— Start SUPPLIED ENTRIES —
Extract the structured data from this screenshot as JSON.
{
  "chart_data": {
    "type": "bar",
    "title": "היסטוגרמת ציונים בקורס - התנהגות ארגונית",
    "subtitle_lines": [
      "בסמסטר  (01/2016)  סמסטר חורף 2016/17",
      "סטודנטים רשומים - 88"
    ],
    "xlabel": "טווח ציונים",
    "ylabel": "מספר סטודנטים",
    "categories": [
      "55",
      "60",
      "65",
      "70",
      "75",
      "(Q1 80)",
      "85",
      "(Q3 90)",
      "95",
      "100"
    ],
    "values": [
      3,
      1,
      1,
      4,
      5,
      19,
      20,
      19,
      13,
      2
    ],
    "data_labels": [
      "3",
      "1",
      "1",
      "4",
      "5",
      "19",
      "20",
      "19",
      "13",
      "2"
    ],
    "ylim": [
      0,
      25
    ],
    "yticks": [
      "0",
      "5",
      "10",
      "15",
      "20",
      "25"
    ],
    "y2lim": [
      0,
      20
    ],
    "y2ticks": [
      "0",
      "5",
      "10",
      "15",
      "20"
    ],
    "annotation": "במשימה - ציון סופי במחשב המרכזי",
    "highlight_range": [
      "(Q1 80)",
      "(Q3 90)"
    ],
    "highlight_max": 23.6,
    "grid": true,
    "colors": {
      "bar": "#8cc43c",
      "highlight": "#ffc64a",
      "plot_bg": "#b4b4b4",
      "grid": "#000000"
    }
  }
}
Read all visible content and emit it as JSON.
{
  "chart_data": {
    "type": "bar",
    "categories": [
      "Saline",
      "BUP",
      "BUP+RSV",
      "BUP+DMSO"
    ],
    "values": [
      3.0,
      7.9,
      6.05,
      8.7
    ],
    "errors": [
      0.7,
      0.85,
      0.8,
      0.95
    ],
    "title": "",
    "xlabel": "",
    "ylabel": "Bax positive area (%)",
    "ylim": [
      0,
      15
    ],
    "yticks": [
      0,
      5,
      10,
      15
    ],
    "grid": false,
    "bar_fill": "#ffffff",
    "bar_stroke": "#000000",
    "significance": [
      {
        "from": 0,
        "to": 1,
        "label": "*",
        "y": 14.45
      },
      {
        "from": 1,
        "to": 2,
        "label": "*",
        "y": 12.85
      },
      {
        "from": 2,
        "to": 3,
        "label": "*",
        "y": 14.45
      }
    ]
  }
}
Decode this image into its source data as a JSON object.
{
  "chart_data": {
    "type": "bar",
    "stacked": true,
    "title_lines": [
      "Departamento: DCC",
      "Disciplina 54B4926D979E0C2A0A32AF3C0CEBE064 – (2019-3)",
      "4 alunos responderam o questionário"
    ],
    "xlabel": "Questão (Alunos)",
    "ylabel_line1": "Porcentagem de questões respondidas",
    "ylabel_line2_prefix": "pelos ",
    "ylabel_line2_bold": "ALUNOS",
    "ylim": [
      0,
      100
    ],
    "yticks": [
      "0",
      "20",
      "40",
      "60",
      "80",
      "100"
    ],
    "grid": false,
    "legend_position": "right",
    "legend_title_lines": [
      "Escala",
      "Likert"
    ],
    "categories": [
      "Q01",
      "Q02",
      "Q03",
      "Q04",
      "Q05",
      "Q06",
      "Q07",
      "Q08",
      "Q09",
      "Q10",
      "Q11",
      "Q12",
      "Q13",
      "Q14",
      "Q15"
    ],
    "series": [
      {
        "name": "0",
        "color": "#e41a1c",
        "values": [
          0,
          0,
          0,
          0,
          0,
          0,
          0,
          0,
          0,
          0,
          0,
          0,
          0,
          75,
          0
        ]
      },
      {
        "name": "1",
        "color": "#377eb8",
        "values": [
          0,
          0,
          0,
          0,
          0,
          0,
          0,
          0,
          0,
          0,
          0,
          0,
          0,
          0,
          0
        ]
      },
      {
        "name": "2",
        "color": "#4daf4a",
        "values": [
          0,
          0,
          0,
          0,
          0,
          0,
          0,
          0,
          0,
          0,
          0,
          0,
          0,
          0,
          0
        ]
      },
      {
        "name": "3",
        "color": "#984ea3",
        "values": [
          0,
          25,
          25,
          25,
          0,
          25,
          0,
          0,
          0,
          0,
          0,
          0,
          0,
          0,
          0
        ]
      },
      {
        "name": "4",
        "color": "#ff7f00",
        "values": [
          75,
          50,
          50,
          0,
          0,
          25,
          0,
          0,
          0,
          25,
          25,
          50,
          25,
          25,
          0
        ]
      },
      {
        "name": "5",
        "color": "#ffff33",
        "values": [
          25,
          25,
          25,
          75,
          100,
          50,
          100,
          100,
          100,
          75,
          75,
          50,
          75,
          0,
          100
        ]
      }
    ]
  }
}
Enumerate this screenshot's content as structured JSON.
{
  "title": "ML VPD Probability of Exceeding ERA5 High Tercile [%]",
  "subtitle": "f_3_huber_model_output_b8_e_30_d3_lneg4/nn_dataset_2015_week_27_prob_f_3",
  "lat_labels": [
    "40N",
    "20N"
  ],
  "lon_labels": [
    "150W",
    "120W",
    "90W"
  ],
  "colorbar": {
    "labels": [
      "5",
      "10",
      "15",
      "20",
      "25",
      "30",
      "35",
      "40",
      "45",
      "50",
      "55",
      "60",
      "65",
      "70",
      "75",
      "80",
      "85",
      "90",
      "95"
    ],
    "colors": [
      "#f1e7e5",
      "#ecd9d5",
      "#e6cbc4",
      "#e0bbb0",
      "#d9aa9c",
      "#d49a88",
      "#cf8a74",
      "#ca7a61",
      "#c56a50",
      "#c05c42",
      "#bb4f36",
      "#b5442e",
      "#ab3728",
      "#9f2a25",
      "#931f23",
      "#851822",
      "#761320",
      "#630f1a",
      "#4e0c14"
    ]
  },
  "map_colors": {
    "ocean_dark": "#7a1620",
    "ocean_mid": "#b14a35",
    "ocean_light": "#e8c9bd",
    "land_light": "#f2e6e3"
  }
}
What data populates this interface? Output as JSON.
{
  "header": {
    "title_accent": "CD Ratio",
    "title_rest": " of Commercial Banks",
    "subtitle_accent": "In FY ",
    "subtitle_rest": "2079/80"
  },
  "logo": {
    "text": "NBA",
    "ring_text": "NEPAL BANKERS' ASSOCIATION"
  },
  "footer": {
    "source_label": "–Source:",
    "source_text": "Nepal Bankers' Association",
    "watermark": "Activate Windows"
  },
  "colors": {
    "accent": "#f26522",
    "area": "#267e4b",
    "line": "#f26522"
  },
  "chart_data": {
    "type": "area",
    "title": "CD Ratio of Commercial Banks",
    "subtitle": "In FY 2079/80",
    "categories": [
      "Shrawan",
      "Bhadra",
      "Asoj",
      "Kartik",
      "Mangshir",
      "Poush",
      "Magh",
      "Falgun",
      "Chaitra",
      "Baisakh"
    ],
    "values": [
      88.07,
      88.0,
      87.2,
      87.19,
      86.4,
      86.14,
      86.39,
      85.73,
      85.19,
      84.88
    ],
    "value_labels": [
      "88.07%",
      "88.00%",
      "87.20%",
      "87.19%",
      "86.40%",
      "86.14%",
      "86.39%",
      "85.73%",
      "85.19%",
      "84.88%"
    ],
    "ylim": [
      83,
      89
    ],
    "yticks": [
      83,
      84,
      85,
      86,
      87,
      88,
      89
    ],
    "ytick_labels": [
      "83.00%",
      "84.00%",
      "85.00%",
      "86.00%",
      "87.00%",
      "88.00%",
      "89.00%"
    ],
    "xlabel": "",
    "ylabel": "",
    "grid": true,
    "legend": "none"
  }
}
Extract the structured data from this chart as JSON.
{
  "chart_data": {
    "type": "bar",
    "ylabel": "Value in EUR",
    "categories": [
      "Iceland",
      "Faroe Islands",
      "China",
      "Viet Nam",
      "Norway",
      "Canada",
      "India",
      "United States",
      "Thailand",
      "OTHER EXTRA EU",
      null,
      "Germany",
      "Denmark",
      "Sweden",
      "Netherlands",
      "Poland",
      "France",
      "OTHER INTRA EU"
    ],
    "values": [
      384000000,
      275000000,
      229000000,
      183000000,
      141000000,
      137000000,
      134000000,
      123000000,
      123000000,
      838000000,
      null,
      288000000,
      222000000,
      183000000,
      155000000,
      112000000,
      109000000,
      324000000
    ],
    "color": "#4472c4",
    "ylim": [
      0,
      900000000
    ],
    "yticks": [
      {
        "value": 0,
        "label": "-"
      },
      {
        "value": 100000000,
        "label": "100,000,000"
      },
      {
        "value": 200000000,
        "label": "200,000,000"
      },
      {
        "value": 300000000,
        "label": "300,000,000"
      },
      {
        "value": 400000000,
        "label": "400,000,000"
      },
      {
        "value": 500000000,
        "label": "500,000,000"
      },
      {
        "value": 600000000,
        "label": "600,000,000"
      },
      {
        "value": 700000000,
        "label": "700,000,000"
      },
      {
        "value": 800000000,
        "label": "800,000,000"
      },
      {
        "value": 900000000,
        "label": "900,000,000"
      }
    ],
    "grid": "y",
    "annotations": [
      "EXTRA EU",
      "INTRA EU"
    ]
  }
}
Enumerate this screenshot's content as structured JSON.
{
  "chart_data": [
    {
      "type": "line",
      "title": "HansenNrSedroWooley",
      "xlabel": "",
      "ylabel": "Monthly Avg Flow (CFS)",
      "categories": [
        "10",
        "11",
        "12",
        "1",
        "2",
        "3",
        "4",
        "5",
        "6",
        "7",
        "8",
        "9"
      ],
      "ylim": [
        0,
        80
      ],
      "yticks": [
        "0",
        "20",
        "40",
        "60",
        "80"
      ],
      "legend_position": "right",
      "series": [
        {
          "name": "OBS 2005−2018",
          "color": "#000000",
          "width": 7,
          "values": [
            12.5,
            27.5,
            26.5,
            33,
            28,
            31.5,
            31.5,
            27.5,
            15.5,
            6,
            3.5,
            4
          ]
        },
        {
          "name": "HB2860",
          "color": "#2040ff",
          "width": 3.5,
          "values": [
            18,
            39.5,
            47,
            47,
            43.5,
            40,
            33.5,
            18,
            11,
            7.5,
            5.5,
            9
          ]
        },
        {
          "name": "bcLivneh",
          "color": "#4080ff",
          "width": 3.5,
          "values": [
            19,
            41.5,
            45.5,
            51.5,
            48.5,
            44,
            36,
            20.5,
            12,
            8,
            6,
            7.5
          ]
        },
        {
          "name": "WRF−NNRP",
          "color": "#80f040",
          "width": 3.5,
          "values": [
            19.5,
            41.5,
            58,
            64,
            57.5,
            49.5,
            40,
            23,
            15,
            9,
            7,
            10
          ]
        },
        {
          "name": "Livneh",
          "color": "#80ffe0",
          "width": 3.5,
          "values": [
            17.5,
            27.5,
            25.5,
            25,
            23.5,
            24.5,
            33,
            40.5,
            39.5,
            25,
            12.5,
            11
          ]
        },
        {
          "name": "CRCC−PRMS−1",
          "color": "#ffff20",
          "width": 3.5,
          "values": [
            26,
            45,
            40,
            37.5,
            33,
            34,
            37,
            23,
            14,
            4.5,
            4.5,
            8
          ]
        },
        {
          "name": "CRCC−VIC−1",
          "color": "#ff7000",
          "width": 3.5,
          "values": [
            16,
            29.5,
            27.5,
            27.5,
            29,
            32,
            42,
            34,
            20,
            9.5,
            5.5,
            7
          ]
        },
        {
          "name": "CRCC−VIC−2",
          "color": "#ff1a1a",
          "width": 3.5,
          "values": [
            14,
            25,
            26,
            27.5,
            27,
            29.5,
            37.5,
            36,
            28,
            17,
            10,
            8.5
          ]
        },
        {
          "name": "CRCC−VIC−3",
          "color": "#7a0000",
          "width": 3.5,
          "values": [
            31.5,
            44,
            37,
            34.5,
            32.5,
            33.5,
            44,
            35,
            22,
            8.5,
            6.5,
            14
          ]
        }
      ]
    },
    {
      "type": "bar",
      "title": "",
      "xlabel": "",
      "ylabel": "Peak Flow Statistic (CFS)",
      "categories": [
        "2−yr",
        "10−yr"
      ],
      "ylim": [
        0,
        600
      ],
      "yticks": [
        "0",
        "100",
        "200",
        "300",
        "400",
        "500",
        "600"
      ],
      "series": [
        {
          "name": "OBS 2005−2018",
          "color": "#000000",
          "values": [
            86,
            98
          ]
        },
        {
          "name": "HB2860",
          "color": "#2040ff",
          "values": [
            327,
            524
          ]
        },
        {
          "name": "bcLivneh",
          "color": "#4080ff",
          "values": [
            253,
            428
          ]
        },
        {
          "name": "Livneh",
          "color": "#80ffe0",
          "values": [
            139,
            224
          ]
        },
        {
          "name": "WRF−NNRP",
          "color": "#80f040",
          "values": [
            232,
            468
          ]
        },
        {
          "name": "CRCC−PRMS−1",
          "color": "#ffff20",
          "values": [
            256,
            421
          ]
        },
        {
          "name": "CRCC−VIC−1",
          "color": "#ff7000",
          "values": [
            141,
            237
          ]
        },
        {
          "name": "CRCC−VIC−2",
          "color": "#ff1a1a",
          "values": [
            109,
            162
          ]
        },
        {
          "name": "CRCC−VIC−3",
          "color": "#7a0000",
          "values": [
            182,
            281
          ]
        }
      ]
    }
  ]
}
— End SUPPLIED ENTRIES —
- [STATED EXERCISE]: Scan the material and collect every line that contains "Banks".

- [RESPONSE TO THE TASK]:
    "title_rest": " of Commercial Banks",
    "title": "CD Ratio of Commercial Banks",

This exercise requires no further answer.